Read through the records below and copy each line that uses the word "from".

--- START DATA SHOWN ---

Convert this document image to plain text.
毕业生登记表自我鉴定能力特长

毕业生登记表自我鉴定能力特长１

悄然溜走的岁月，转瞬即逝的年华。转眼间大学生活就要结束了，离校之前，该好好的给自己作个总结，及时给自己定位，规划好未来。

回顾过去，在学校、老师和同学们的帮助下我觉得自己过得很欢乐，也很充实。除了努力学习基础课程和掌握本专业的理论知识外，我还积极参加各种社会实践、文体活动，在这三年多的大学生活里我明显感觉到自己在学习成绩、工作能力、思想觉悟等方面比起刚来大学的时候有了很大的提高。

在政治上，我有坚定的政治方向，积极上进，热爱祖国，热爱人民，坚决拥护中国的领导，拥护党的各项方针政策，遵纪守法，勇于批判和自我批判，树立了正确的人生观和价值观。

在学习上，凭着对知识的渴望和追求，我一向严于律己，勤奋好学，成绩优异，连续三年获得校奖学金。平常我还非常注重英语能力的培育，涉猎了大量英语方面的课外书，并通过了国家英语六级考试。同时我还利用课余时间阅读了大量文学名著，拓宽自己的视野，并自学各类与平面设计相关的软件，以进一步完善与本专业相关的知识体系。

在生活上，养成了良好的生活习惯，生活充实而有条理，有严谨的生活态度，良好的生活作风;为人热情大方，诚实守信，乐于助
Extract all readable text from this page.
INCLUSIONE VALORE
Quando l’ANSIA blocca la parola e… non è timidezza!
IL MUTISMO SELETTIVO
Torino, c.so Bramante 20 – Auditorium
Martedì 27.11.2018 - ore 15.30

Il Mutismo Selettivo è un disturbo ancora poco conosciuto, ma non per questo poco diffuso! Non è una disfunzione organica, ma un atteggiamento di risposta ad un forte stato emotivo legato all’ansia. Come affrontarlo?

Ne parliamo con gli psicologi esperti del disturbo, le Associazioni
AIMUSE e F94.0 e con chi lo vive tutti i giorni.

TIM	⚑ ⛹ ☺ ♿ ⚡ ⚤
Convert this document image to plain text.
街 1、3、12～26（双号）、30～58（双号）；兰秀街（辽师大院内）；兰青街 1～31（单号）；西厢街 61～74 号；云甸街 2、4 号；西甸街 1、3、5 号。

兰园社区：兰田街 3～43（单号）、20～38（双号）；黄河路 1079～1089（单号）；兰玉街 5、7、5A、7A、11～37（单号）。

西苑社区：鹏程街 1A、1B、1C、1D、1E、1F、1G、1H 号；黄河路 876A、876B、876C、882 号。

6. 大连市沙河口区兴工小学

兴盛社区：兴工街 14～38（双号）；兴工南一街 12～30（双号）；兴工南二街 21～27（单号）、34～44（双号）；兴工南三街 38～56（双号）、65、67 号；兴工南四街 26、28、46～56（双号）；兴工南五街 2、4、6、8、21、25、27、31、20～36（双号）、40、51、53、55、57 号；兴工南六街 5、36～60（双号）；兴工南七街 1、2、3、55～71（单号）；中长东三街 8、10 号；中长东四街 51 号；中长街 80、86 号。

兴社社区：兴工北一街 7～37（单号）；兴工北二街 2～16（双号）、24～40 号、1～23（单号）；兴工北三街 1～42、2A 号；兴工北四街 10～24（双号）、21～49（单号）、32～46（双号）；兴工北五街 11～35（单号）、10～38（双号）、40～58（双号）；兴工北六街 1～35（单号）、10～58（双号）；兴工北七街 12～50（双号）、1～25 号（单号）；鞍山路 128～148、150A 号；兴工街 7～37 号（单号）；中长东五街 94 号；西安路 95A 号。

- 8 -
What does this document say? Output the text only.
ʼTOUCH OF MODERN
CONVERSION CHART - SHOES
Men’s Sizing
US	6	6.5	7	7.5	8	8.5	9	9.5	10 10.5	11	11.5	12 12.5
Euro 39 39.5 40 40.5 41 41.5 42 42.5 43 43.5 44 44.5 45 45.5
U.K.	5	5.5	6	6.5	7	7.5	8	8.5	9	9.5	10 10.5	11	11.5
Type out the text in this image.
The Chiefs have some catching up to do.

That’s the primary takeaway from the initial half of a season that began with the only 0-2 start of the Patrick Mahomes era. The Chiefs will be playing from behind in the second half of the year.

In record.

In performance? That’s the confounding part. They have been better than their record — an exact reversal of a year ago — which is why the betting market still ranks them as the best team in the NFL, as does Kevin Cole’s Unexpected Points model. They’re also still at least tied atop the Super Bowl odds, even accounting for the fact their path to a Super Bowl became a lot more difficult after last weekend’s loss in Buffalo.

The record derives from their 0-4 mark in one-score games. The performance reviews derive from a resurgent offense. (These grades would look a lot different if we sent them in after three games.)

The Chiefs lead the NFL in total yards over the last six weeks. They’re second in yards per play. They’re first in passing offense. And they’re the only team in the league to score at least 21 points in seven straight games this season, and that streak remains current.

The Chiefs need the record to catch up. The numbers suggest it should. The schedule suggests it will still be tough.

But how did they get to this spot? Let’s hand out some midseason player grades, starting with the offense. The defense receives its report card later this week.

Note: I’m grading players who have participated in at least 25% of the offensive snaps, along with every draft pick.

--- END DATA SHOWN ---

_SOLUTION TO THIS TASK:_
Extract all readable text from this page.
That’s the primary takeaway from the initial half of a season that began with the only 0-2 start of the Patrick Mahomes era. The Chiefs will be playing from behind in the second half of the year.
The record derives from their 0-4 mark in one-score games. The performance reviews derive from a resurgent offense. (These grades would look a lot different if we sent them in after three games.)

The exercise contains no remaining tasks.